[Some data]
>>
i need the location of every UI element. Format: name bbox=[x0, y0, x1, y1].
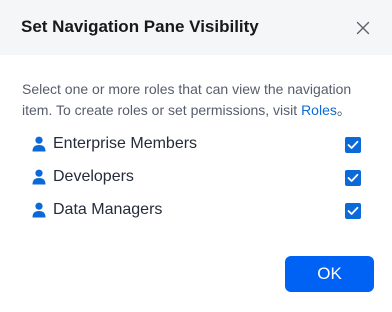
role-item-enterprise-members: Enterprise Members bbox=[0, 130, 392, 158]
description-suffix: 。 bbox=[336, 102, 351, 118]
ok-button[interactable]: OK bbox=[285, 256, 374, 292]
user-icon bbox=[32, 169, 46, 185]
checkmark-icon bbox=[347, 173, 359, 182]
user-icon bbox=[32, 202, 46, 218]
role-item-data-managers: Data Managers bbox=[0, 196, 392, 224]
checkmark-icon bbox=[347, 206, 359, 215]
role-checkbox-enterprise-members[interactable] bbox=[345, 137, 361, 153]
roles-link[interactable]: Roles bbox=[301, 102, 337, 118]
role-checkbox-data-managers[interactable] bbox=[345, 203, 361, 219]
dialog-header: Set Navigation Pane Visibility bbox=[0, 0, 392, 55]
visibility-dialog: Set Navigation Pane Visibility Select on… bbox=[0, 0, 392, 312]
close-icon bbox=[356, 21, 370, 35]
dialog-description: Select one or more roles that can view t… bbox=[22, 79, 374, 121]
role-item-developers: Developers bbox=[0, 163, 392, 191]
role-label: Enterprise Members bbox=[53, 135, 198, 152]
role-label: Developers bbox=[53, 168, 134, 185]
role-label: Data Managers bbox=[53, 201, 163, 218]
checkmark-icon bbox=[347, 140, 359, 149]
dialog-title: Set Navigation Pane Visibility bbox=[21, 17, 259, 36]
close-button[interactable] bbox=[352, 17, 374, 39]
user-icon bbox=[32, 136, 46, 152]
role-checkbox-developers[interactable] bbox=[345, 170, 361, 186]
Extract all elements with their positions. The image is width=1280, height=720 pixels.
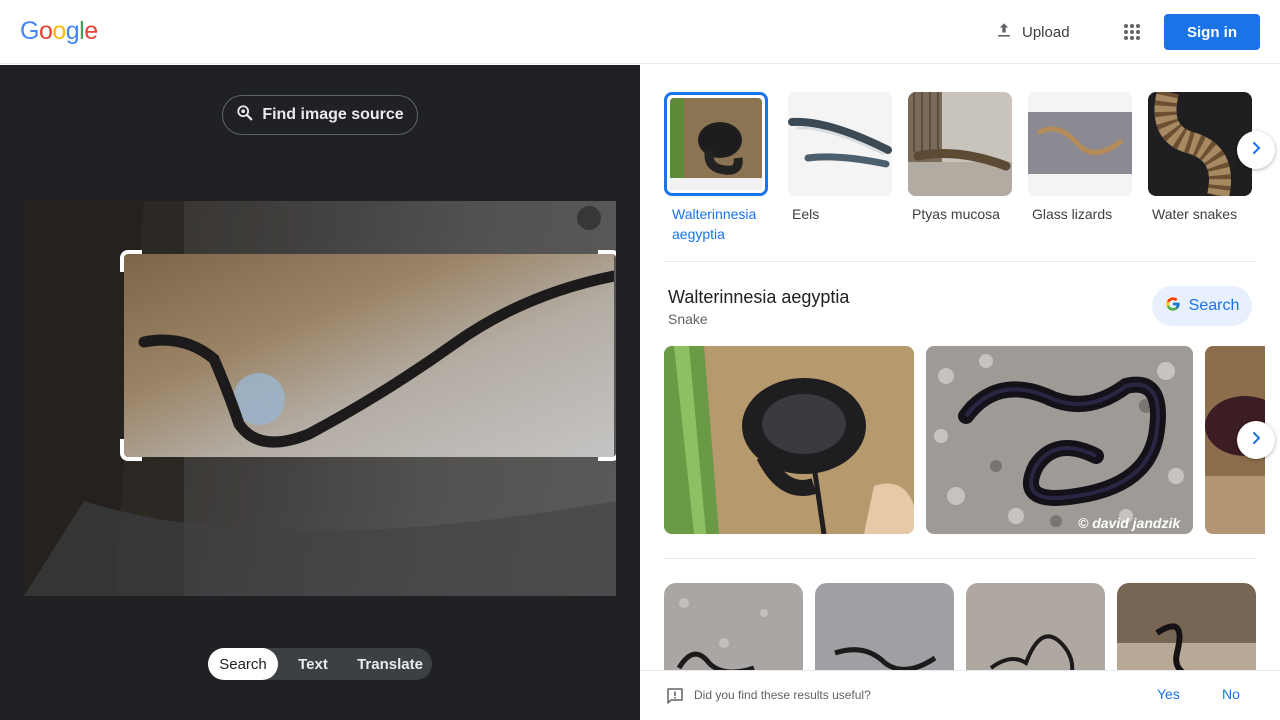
logo-letter: G bbox=[20, 17, 39, 45]
feedback-question: Did you find these results useful? bbox=[694, 688, 871, 702]
feedback-no-button[interactable]: No bbox=[1222, 686, 1240, 702]
related-chip-label: Ptyas mucosa bbox=[912, 206, 1000, 222]
divider bbox=[664, 558, 1256, 559]
result-image[interactable] bbox=[1117, 583, 1256, 683]
result-image[interactable] bbox=[664, 583, 803, 683]
related-thumbnail bbox=[788, 92, 892, 196]
entity-title: Walterinnesia aegyptia bbox=[668, 287, 850, 307]
related-thumbnail bbox=[908, 92, 1012, 196]
logo-letter: e bbox=[84, 17, 98, 45]
related-thumbnail bbox=[1148, 92, 1252, 196]
logo-letter: o bbox=[52, 17, 66, 45]
related-chip-eels[interactable]: Eels bbox=[788, 92, 892, 224]
related-chip-label: Walterinnesia aegyptia bbox=[672, 206, 757, 242]
divider bbox=[664, 261, 1256, 262]
tab-text[interactable]: Text bbox=[278, 648, 348, 680]
result-image[interactable]: © david jandzik bbox=[926, 346, 1193, 534]
crop-handle-bottom-left[interactable] bbox=[120, 439, 142, 461]
sign-in-button[interactable]: Sign in bbox=[1164, 14, 1260, 50]
upload-label: Upload bbox=[1022, 23, 1070, 41]
related-chip-walterinnesia[interactable]: Walterinnesia aegyptia bbox=[664, 92, 768, 244]
related-chip-glass-lizards[interactable]: Glass lizards bbox=[1028, 92, 1132, 224]
related-chip-ptyas-mucosa[interactable]: Ptyas mucosa bbox=[908, 92, 1012, 224]
result-image[interactable] bbox=[815, 583, 954, 683]
related-chip-label: Eels bbox=[792, 206, 820, 222]
tab-translate[interactable]: Translate bbox=[348, 648, 432, 680]
find-image-source-button[interactable]: Find image source bbox=[222, 95, 418, 135]
logo-letter: o bbox=[38, 17, 53, 45]
results-pane: Walterinnesia aegyptia Eels Ptyas mucosa… bbox=[640, 65, 1280, 720]
query-image bbox=[24, 201, 616, 596]
result-image[interactable] bbox=[664, 346, 914, 534]
crop-handle-top-left[interactable] bbox=[120, 250, 142, 272]
entity-subtitle: Snake bbox=[668, 311, 708, 327]
related-chip-label: Glass lizards bbox=[1032, 206, 1113, 222]
entity-search-button[interactable]: Search bbox=[1152, 286, 1252, 326]
image-viewer-pane: Find image source Search Text Translate bbox=[0, 65, 640, 720]
upload-button[interactable]: Upload bbox=[986, 12, 1078, 52]
related-thumbnail bbox=[1028, 92, 1132, 196]
top-bar: Google Upload Sign in bbox=[0, 0, 1280, 64]
entity-search-label: Search bbox=[1188, 297, 1240, 314]
result-image[interactable] bbox=[966, 583, 1105, 683]
apps-grid-icon[interactable] bbox=[1116, 16, 1148, 48]
crop-region[interactable] bbox=[124, 254, 614, 457]
crop-handle-top-right[interactable] bbox=[598, 250, 616, 272]
feedback-bar: Did you find these results useful? Yes N… bbox=[640, 670, 1280, 720]
image-search-icon bbox=[236, 104, 254, 127]
google-g-icon bbox=[1165, 296, 1181, 317]
photo-watermark: © david jandzik bbox=[1078, 515, 1181, 531]
feedback-icon bbox=[666, 687, 684, 705]
tab-search[interactable]: Search bbox=[208, 648, 278, 680]
related-chip-water-snakes[interactable]: Water snakes bbox=[1148, 92, 1252, 224]
chevron-right-icon bbox=[1248, 140, 1264, 161]
feedback-yes-button[interactable]: Yes bbox=[1157, 686, 1180, 702]
results-next-button[interactable] bbox=[1237, 421, 1275, 459]
related-thumbnail bbox=[664, 92, 768, 196]
crop-handle-bottom-right[interactable] bbox=[598, 439, 616, 461]
find-image-source-label: Find image source bbox=[262, 106, 404, 123]
related-chip-label: Water snakes bbox=[1152, 206, 1238, 222]
upload-icon bbox=[994, 20, 1014, 44]
logo-letter: g bbox=[65, 17, 80, 45]
mode-tabs: Search Text Translate bbox=[208, 648, 432, 680]
google-logo[interactable]: Google bbox=[20, 17, 98, 46]
chevron-right-icon bbox=[1248, 430, 1264, 451]
chips-next-button[interactable] bbox=[1237, 131, 1275, 169]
<<
- [To be done]:
Reproduce all of the data above line for line without alteration, omitting the pictures.

- [Task answer]:
i need the location of every UI element. Format: name bbox=[x0, y0, x1, y1].
role-item-enterprise-members: Enterprise Members bbox=[0, 130, 392, 158]
description-suffix: 。 bbox=[336, 102, 351, 118]
ok-button[interactable]: OK bbox=[285, 256, 374, 292]
user-icon bbox=[32, 169, 46, 185]
checkmark-icon bbox=[347, 173, 359, 182]
user-icon bbox=[32, 202, 46, 218]
role-item-data-managers: Data Managers bbox=[0, 196, 392, 224]
checkmark-icon bbox=[347, 206, 359, 215]
role-checkbox-enterprise-members[interactable] bbox=[345, 137, 361, 153]
roles-link[interactable]: Roles bbox=[301, 102, 337, 118]
role-checkbox-data-managers[interactable] bbox=[345, 203, 361, 219]
dialog-header: Set Navigation Pane Visibility bbox=[0, 0, 392, 55]
visibility-dialog: Set Navigation Pane Visibility Select on… bbox=[0, 0, 392, 312]
close-icon bbox=[356, 21, 370, 35]
dialog-description: Select one or more roles that can view t… bbox=[22, 79, 374, 121]
role-item-developers: Developers bbox=[0, 163, 392, 191]
role-label: Enterprise Members bbox=[53, 135, 198, 152]
role-label: Developers bbox=[53, 168, 134, 185]
role-label: Data Managers bbox=[53, 201, 163, 218]
checkmark-icon bbox=[347, 140, 359, 149]
dialog-title: Set Navigation Pane Visibility bbox=[21, 17, 259, 36]
close-button[interactable] bbox=[352, 17, 374, 39]
user-icon bbox=[32, 136, 46, 152]
role-checkbox-developers[interactable] bbox=[345, 170, 361, 186]
Extract all elements with their positions. The image is width=1280, height=720 pixels.
logo-letter: G bbox=[20, 17, 39, 45]
feedback-question: Did you find these results useful? bbox=[694, 688, 871, 702]
feedback-no-button[interactable]: No bbox=[1222, 686, 1240, 702]
related-chip-label: Ptyas mucosa bbox=[912, 206, 1000, 222]
divider bbox=[664, 558, 1256, 559]
result-image[interactable] bbox=[1117, 583, 1256, 683]
result-image[interactable] bbox=[664, 583, 803, 683]
related-thumbnail bbox=[788, 92, 892, 196]
entity-title: Walterinnesia aegyptia bbox=[668, 287, 850, 307]
related-thumbnail bbox=[908, 92, 1012, 196]
logo-letter: e bbox=[84, 17, 98, 45]
related-thumbnail bbox=[1148, 92, 1252, 196]
logo-letter: o bbox=[52, 17, 66, 45]
related-chip-eels[interactable]: Eels bbox=[788, 92, 892, 224]
related-chip-label: Walterinnesia aegyptia bbox=[672, 206, 757, 242]
divider bbox=[664, 261, 1256, 262]
tab-text[interactable]: Text bbox=[278, 648, 348, 680]
result-image[interactable]: © david jandzik bbox=[926, 346, 1193, 534]
crop-handle-bottom-left[interactable] bbox=[120, 439, 142, 461]
sign-in-button[interactable]: Sign in bbox=[1164, 14, 1260, 50]
upload-label: Upload bbox=[1022, 23, 1070, 41]
related-chip-walterinnesia[interactable]: Walterinnesia aegyptia bbox=[664, 92, 768, 244]
related-chip-glass-lizards[interactable]: Glass lizards bbox=[1028, 92, 1132, 224]
related-chip-ptyas-mucosa[interactable]: Ptyas mucosa bbox=[908, 92, 1012, 224]
result-image[interactable] bbox=[815, 583, 954, 683]
related-chip-label: Eels bbox=[792, 206, 820, 222]
tab-translate[interactable]: Translate bbox=[348, 648, 432, 680]
find-image-source-button[interactable]: Find image source bbox=[222, 95, 418, 135]
logo-letter: o bbox=[38, 17, 53, 45]
results-pane: Walterinnesia aegyptia Eels Ptyas mucosa… bbox=[640, 65, 1280, 720]
query-image bbox=[24, 201, 616, 596]
result-image[interactable] bbox=[664, 346, 914, 534]
crop-handle-top-left[interactable] bbox=[120, 250, 142, 272]
entity-subtitle: Snake bbox=[668, 311, 708, 327]
related-chip-label: Glass lizards bbox=[1032, 206, 1113, 222]
entity-search-button[interactable]: Search bbox=[1152, 286, 1252, 326]
image-viewer-pane: Find image source Search Text Translate bbox=[0, 65, 640, 720]
upload-button[interactable]: Upload bbox=[986, 12, 1078, 52]
related-thumbnail bbox=[1028, 92, 1132, 196]
top-bar: Google Upload Sign in bbox=[0, 0, 1280, 64]
entity-search-label: Search bbox=[1188, 297, 1240, 314]
result-image[interactable] bbox=[966, 583, 1105, 683]
apps-grid-icon[interactable] bbox=[1116, 16, 1148, 48]
crop-region[interactable] bbox=[124, 254, 614, 457]
crop-handle-top-right[interactable] bbox=[598, 250, 616, 272]
feedback-bar: Did you find these results useful? Yes N… bbox=[640, 670, 1280, 720]
image-search-icon bbox=[236, 104, 254, 127]
google-g-icon bbox=[1165, 296, 1181, 317]
photo-watermark: © david jandzik bbox=[1078, 515, 1181, 531]
feedback-icon bbox=[666, 687, 684, 705]
tab-search[interactable]: Search bbox=[208, 648, 278, 680]
related-chip-water-snakes[interactable]: Water snakes bbox=[1148, 92, 1252, 224]
chevron-right-icon bbox=[1248, 140, 1264, 161]
feedback-yes-button[interactable]: Yes bbox=[1157, 686, 1180, 702]
results-next-button[interactable] bbox=[1237, 421, 1275, 459]
related-thumbnail bbox=[664, 92, 768, 196]
crop-handle-bottom-right[interactable] bbox=[598, 439, 616, 461]
find-image-source-label: Find image source bbox=[262, 106, 404, 123]
related-chip-label: Water snakes bbox=[1152, 206, 1238, 222]
upload-icon bbox=[994, 20, 1014, 44]
logo-letter: g bbox=[65, 17, 80, 45]
mode-tabs: Search Text Translate bbox=[208, 648, 432, 680]
google-logo[interactable]: Google bbox=[20, 17, 98, 46]
chevron-right-icon bbox=[1248, 430, 1264, 451]
chips-next-button[interactable] bbox=[1237, 131, 1275, 169]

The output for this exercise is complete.